Data excerpts

---

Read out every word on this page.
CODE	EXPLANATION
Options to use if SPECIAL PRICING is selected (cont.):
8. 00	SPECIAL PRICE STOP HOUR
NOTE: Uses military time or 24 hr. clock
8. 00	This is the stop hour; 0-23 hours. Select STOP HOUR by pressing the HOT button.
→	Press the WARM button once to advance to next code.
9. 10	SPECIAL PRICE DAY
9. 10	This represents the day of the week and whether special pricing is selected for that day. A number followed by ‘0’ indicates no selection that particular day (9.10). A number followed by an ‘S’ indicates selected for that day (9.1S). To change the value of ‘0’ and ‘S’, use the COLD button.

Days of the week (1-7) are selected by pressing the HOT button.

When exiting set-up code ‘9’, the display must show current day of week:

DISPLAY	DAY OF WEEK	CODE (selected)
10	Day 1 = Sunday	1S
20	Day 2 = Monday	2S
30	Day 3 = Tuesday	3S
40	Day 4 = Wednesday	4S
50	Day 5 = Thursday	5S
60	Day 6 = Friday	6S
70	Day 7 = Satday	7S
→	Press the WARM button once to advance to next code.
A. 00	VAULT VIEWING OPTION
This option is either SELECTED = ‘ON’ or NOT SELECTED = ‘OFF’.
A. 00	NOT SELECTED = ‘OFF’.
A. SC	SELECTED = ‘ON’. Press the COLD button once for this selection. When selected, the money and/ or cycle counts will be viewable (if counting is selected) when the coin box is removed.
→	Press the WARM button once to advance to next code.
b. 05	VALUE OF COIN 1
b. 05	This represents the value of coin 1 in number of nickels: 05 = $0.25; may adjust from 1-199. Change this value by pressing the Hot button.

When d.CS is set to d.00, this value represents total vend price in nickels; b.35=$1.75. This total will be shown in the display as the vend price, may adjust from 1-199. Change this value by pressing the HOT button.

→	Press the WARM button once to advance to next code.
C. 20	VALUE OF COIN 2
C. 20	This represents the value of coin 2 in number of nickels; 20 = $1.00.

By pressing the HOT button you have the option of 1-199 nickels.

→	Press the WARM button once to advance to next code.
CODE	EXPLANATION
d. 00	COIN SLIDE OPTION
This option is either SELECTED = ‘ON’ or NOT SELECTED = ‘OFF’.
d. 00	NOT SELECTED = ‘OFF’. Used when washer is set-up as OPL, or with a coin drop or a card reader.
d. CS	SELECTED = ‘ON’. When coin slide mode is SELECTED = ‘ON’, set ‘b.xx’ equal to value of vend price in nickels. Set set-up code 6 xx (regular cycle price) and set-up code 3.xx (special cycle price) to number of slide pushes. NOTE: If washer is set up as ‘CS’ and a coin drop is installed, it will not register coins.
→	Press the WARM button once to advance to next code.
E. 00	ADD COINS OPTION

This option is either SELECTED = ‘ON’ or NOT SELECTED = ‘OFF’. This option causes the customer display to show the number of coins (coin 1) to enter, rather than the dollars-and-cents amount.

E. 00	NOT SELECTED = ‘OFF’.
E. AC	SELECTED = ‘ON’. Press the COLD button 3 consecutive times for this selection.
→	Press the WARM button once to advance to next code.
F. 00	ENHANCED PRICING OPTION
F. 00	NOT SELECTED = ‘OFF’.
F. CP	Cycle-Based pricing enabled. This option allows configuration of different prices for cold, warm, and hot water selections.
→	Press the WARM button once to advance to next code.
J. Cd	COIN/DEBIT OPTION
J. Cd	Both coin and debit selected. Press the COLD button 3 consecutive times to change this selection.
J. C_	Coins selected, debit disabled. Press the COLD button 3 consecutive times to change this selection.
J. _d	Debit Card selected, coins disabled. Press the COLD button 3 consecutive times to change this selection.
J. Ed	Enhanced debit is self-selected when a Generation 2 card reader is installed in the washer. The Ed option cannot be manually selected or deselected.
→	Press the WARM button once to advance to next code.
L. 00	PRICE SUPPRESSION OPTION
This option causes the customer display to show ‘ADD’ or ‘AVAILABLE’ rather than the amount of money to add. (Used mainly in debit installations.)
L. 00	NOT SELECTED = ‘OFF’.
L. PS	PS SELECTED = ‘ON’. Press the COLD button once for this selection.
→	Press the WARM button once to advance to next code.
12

---

### What is expected
Output all of the data again. Match it exactly.

### Solution below
Read out every word on this page.
CODE	EXPLANATION
Options to use if SPECIAL PRICING is selected (cont.):
8. 00	SPECIAL PRICE STOP HOUR
NOTE: Uses military time or 24 hr. clock
8. 00	This is the stop hour; 0-23 hours. Select STOP HOUR by pressing the HOT button.
→	Press the WARM button once to advance to next code.
9. 10	SPECIAL PRICE DAY
9. 10	This represents the day of the week and whether special pricing is selected for that day. A number followed by ‘0’ indicates no selection that particular day (9.10). A number followed by an ‘S’ indicates selected for that day (9.1S). To change the value of ‘0’ and ‘S’, use the COLD button.

Days of the week (1-7) are selected by pressing the HOT button.

When exiting set-up code ‘9’, the display must show current day of week:

DISPLAY	DAY OF WEEK	CODE (selected)
10	Day 1 = Sunday	1S
20	Day 2 = Monday	2S
30	Day 3 = Tuesday	3S
40	Day 4 = Wednesday	4S
50	Day 5 = Thursday	5S
60	Day 6 = Friday	6S
70	Day 7 = Satday	7S
→	Press the WARM button once to advance to next code.
A. 00	VAULT VIEWING OPTION
This option is either SELECTED = ‘ON’ or NOT SELECTED = ‘OFF’.
A. 00	NOT SELECTED = ‘OFF’.
A. SC	SELECTED = ‘ON’. Press the COLD button once for this selection. When selected, the money and/ or cycle counts will be viewable (if counting is selected) when the coin box is removed.
→	Press the WARM button once to advance to next code.
b. 05	VALUE OF COIN 1
b. 05	This represents the value of coin 1 in number of nickels: 05 = $0.25; may adjust from 1-199. Change this value by pressing the Hot button.

When d.CS is set to d.00, this value represents total vend price in nickels; b.35=$1.75. This total will be shown in the display as the vend price, may adjust from 1-199. Change this value by pressing the HOT button.

→	Press the WARM button once to advance to next code.
C. 20	VALUE OF COIN 2
C. 20	This represents the value of coin 2 in number of nickels; 20 = $1.00.

By pressing the HOT button you have the option of 1-199 nickels.

→	Press the WARM button once to advance to next code.
CODE	EXPLANATION
d. 00	COIN SLIDE OPTION
This option is either SELECTED = ‘ON’ or NOT SELECTED = ‘OFF’.
d. 00	NOT SELECTED = ‘OFF’. Used when washer is set-up as OPL, or with a coin drop or a card reader.
d. CS	SELECTED = ‘ON’. When coin slide mode is SELECTED = ‘ON’, set ‘b.xx’ equal to value of vend price in nickels. Set set-up code 6 xx (regular cycle price) and set-up code 3.xx (special cycle price) to number of slide pushes. NOTE: If washer is set up as ‘CS’ and a coin drop is installed, it will not register coins.
→	Press the WARM button once to advance to next code.
E. 00	ADD COINS OPTION

This option is either SELECTED = ‘ON’ or NOT SELECTED = ‘OFF’. This option causes the customer display to show the number of coins (coin 1) to enter, rather than the dollars-and-cents amount.

E. 00	NOT SELECTED = ‘OFF’.
E. AC	SELECTED = ‘ON’. Press the COLD button 3 consecutive times for this selection.
→	Press the WARM button once to advance to next code.
F. 00	ENHANCED PRICING OPTION
F. 00	NOT SELECTED = ‘OFF’.
F. CP	Cycle-Based pricing enabled. This option allows configuration of different prices for cold, warm, and hot water selections.
→	Press the WARM button once to advance to next code.
J. Cd	COIN/DEBIT OPTION
J. Cd	Both coin and debit selected. Press the COLD button 3 consecutive times to change this selection.
J. C_	Coins selected, debit disabled. Press the COLD button 3 consecutive times to change this selection.
J. _d	Debit Card selected, coins disabled. Press the COLD button 3 consecutive times to change this selection.
J. Ed	Enhanced debit is self-selected when a Generation 2 card reader is installed in the washer. The Ed option cannot be manually selected or deselected.
→	Press the WARM button once to advance to next code.
L. 00	PRICE SUPPRESSION OPTION
This option causes the customer display to show ‘ADD’ or ‘AVAILABLE’ rather than the amount of money to add. (Used mainly in debit installations.)
L. 00	NOT SELECTED = ‘OFF’.
L. PS	PS SELECTED = ‘ON’. Press the COLD button once for this selection.
→	Press the WARM button once to advance to next code.
12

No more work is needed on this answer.